Set problem >> Retype all of the following records exactly as they appear.

Given records >>
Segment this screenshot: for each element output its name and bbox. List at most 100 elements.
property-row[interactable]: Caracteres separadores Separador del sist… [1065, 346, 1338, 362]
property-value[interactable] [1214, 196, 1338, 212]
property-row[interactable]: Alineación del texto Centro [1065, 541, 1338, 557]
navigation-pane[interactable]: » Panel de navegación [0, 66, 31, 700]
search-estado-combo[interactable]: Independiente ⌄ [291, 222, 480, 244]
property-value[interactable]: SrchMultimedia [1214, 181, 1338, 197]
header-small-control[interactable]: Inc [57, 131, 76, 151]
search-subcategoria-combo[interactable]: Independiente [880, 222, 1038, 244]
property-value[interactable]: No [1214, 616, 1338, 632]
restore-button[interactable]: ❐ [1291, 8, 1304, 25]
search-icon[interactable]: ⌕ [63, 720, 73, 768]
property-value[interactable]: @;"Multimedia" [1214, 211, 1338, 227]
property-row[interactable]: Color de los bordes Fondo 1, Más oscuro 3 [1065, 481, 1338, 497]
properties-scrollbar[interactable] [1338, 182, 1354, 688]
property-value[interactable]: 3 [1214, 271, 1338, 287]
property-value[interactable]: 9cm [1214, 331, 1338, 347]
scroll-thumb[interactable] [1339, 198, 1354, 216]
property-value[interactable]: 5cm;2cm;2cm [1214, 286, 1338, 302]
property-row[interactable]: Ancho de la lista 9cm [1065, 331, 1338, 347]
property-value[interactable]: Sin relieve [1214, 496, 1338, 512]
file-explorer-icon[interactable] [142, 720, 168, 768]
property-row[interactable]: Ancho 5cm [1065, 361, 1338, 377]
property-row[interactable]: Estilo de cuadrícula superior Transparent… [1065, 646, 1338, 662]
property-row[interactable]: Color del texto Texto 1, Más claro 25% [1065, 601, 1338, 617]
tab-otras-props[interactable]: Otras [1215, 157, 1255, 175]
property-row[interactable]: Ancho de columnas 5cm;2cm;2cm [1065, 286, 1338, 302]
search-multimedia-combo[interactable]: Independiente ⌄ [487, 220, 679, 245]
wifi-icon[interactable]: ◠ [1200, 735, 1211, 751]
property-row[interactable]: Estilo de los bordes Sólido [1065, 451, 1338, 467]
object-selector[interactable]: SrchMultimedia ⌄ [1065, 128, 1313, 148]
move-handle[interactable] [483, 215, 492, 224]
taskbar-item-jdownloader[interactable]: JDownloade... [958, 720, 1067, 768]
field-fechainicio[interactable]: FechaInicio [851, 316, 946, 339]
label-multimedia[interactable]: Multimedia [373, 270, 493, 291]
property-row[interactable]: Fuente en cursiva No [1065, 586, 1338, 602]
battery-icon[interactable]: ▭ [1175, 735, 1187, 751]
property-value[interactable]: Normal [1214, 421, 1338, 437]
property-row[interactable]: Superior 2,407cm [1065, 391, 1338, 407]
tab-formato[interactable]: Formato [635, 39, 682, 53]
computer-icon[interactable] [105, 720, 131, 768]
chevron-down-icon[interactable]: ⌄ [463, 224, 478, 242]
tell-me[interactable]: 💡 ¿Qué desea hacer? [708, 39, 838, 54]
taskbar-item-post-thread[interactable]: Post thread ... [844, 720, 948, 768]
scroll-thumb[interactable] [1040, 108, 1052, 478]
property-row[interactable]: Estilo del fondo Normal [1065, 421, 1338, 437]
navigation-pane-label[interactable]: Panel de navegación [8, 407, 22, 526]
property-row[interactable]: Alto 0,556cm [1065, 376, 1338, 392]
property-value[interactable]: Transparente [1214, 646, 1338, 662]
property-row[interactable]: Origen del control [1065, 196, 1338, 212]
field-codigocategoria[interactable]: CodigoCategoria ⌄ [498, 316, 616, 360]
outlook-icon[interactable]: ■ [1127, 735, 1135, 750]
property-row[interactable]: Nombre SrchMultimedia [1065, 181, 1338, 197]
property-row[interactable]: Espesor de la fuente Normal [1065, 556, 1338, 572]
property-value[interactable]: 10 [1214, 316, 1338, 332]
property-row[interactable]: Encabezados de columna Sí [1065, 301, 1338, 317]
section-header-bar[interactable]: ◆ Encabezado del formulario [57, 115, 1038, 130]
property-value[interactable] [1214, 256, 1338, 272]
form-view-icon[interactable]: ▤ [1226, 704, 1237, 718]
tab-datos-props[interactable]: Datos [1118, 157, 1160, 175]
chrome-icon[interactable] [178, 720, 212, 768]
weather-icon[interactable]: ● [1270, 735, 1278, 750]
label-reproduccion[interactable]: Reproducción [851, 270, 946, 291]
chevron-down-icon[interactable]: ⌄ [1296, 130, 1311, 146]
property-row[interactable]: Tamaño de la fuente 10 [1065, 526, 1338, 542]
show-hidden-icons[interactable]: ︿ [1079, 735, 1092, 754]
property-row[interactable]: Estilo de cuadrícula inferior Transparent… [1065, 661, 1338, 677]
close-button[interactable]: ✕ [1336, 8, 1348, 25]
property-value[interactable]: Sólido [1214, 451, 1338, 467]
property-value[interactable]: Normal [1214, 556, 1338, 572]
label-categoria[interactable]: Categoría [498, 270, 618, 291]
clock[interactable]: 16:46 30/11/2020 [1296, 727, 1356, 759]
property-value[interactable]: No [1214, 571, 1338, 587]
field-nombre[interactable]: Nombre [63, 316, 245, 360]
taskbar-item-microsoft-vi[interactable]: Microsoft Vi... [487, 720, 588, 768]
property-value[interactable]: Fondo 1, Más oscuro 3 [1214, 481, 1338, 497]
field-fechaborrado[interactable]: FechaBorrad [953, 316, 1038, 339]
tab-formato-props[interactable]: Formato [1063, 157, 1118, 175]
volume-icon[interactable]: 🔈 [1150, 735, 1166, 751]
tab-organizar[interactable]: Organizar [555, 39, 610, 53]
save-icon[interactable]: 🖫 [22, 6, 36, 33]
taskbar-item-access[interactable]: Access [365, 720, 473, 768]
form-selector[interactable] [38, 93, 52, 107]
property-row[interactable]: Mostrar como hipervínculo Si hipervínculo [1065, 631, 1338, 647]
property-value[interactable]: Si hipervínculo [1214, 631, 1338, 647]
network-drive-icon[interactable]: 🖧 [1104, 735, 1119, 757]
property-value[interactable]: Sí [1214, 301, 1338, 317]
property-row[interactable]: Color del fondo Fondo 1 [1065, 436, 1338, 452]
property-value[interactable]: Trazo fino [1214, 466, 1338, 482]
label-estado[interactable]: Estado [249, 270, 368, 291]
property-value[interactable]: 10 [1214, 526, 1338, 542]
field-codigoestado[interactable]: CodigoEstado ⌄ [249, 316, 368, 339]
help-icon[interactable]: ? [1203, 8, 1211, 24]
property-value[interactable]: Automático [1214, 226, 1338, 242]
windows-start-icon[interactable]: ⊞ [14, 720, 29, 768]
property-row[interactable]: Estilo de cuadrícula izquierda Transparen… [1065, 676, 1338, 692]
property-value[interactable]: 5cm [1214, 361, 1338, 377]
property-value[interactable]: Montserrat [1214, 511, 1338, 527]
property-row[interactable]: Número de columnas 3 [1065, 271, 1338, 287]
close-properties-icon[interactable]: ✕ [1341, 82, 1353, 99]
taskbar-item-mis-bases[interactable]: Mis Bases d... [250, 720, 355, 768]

Exercise output >>
Segment this screenshot: for each element output its name and bbox. List at most 100 elements.
property-row[interactable]: Caracteres separadores Separador del sist… [1065, 346, 1338, 362]
property-value[interactable] [1214, 196, 1338, 212]
property-row[interactable]: Alineación del texto Centro [1065, 541, 1338, 557]
navigation-pane[interactable]: » Panel de navegación [0, 66, 31, 700]
search-estado-combo[interactable]: Independiente ⌄ [291, 222, 480, 244]
property-value[interactable]: SrchMultimedia [1214, 181, 1338, 197]
header-small-control[interactable]: Inc [57, 131, 76, 151]
search-subcategoria-combo[interactable]: Independiente [880, 222, 1038, 244]
property-value[interactable]: No [1214, 616, 1338, 632]
restore-button[interactable]: ❐ [1291, 8, 1304, 25]
search-icon[interactable]: ⌕ [63, 720, 73, 768]
property-value[interactable]: @;"Multimedia" [1214, 211, 1338, 227]
property-row[interactable]: Color de los bordes Fondo 1, Más oscuro 3 [1065, 481, 1338, 497]
properties-scrollbar[interactable] [1338, 182, 1354, 688]
property-value[interactable]: 3 [1214, 271, 1338, 287]
property-value[interactable]: 9cm [1214, 331, 1338, 347]
scroll-thumb[interactable] [1339, 198, 1354, 216]
property-value[interactable]: 5cm;2cm;2cm [1214, 286, 1338, 302]
property-row[interactable]: Ancho de la lista 9cm [1065, 331, 1338, 347]
property-value[interactable]: Sin relieve [1214, 496, 1338, 512]
file-explorer-icon[interactable] [142, 720, 168, 768]
property-row[interactable]: Ancho 5cm [1065, 361, 1338, 377]
property-row[interactable]: Estilo de cuadrícula superior Transparent… [1065, 646, 1338, 662]
property-row[interactable]: Color del texto Texto 1, Más claro 25% [1065, 601, 1338, 617]
tab-otras-props[interactable]: Otras [1215, 157, 1255, 175]
property-row[interactable]: Ancho de columnas 5cm;2cm;2cm [1065, 286, 1338, 302]
search-multimedia-combo[interactable]: Independiente ⌄ [487, 220, 679, 245]
wifi-icon[interactable]: ◠ [1200, 735, 1211, 751]
property-row[interactable]: Estilo de los bordes Sólido [1065, 451, 1338, 467]
object-selector[interactable]: SrchMultimedia ⌄ [1065, 128, 1313, 148]
move-handle[interactable] [483, 215, 492, 224]
taskbar-item-jdownloader[interactable]: JDownloade... [958, 720, 1067, 768]
field-fechainicio[interactable]: FechaInicio [851, 316, 946, 339]
label-multimedia[interactable]: Multimedia [373, 270, 493, 291]
property-row[interactable]: Fuente en cursiva No [1065, 586, 1338, 602]
battery-icon[interactable]: ▭ [1175, 735, 1187, 751]
property-value[interactable]: Normal [1214, 421, 1338, 437]
property-row[interactable]: Superior 2,407cm [1065, 391, 1338, 407]
tab-formato[interactable]: Formato [635, 39, 682, 53]
computer-icon[interactable] [105, 720, 131, 768]
chevron-down-icon[interactable]: ⌄ [463, 224, 478, 242]
tell-me[interactable]: 💡 ¿Qué desea hacer? [708, 39, 838, 54]
taskbar-item-post-thread[interactable]: Post thread ... [844, 720, 948, 768]
scroll-thumb[interactable] [1040, 108, 1052, 478]
property-row[interactable]: Estilo del fondo Normal [1065, 421, 1338, 437]
navigation-pane-label[interactable]: Panel de navegación [8, 407, 22, 526]
property-row[interactable]: Alto 0,556cm [1065, 376, 1338, 392]
property-value[interactable]: Transparente [1214, 646, 1338, 662]
property-row[interactable]: Origen del control [1065, 196, 1338, 212]
field-codigocategoria[interactable]: CodigoCategoria ⌄ [498, 316, 616, 360]
outlook-icon[interactable]: ■ [1127, 735, 1135, 750]
property-row[interactable]: Nombre SrchMultimedia [1065, 181, 1338, 197]
property-row[interactable]: Espesor de la fuente Normal [1065, 556, 1338, 572]
property-value[interactable]: 10 [1214, 316, 1338, 332]
property-row[interactable]: Encabezados de columna Sí [1065, 301, 1338, 317]
section-header-bar[interactable]: ◆ Encabezado del formulario [57, 115, 1038, 130]
property-value[interactable] [1214, 256, 1338, 272]
form-view-icon[interactable]: ▤ [1226, 704, 1237, 718]
tab-datos-props[interactable]: Datos [1118, 157, 1160, 175]
chrome-icon[interactable] [178, 720, 212, 768]
weather-icon[interactable]: ● [1270, 735, 1278, 750]
label-reproduccion[interactable]: Reproducción [851, 270, 946, 291]
chevron-down-icon[interactable]: ⌄ [1296, 130, 1311, 146]
property-row[interactable]: Tamaño de la fuente 10 [1065, 526, 1338, 542]
show-hidden-icons[interactable]: ︿ [1079, 735, 1092, 754]
property-row[interactable]: Estilo de cuadrícula inferior Transparent… [1065, 661, 1338, 677]
close-button[interactable]: ✕ [1336, 8, 1348, 25]
property-value[interactable]: Sólido [1214, 451, 1338, 467]
property-value[interactable]: Normal [1214, 556, 1338, 572]
label-categoria[interactable]: Categoría [498, 270, 618, 291]
clock[interactable]: 16:46 30/11/2020 [1296, 727, 1356, 759]
property-value[interactable]: No [1214, 571, 1338, 587]
field-nombre[interactable]: Nombre [63, 316, 245, 360]
taskbar-item-microsoft-vi[interactable]: Microsoft Vi... [487, 720, 588, 768]
property-value[interactable]: Fondo 1, Más oscuro 3 [1214, 481, 1338, 497]
field-fechaborrado[interactable]: FechaBorrad [953, 316, 1038, 339]
tab-formato-props[interactable]: Formato [1063, 157, 1118, 175]
volume-icon[interactable]: 🔈 [1150, 735, 1166, 751]
tab-organizar[interactable]: Organizar [555, 39, 610, 53]
save-icon[interactable]: 🖫 [22, 6, 36, 33]
taskbar-item-access[interactable]: Access [365, 720, 473, 768]
form-selector[interactable] [38, 93, 52, 107]
property-row[interactable]: Mostrar como hipervínculo Si hipervínculo [1065, 631, 1338, 647]
property-value[interactable]: Si hipervínculo [1214, 631, 1338, 647]
network-drive-icon[interactable]: 🖧 [1104, 735, 1119, 757]
property-value[interactable]: Sí [1214, 301, 1338, 317]
property-row[interactable]: Color del fondo Fondo 1 [1065, 436, 1338, 452]
property-value[interactable]: Trazo fino [1214, 466, 1338, 482]
label-estado[interactable]: Estado [249, 270, 368, 291]
property-value[interactable]: 10 [1214, 526, 1338, 542]
field-codigoestado[interactable]: CodigoEstado ⌄ [249, 316, 368, 339]
help-icon[interactable]: ? [1203, 8, 1211, 24]
property-value[interactable]: Automático [1214, 226, 1338, 242]
windows-start-icon[interactable]: ⊞ [14, 720, 29, 768]
property-row[interactable]: Estilo de cuadrícula izquierda Transparen… [1065, 676, 1338, 692]
property-value[interactable]: 5cm [1214, 361, 1338, 377]
property-value[interactable]: Montserrat [1214, 511, 1338, 527]
property-row[interactable]: Número de columnas 3 [1065, 271, 1338, 287]
close-properties-icon[interactable]: ✕ [1341, 82, 1353, 99]
taskbar-item-mis-bases[interactable]: Mis Bases d... [250, 720, 355, 768]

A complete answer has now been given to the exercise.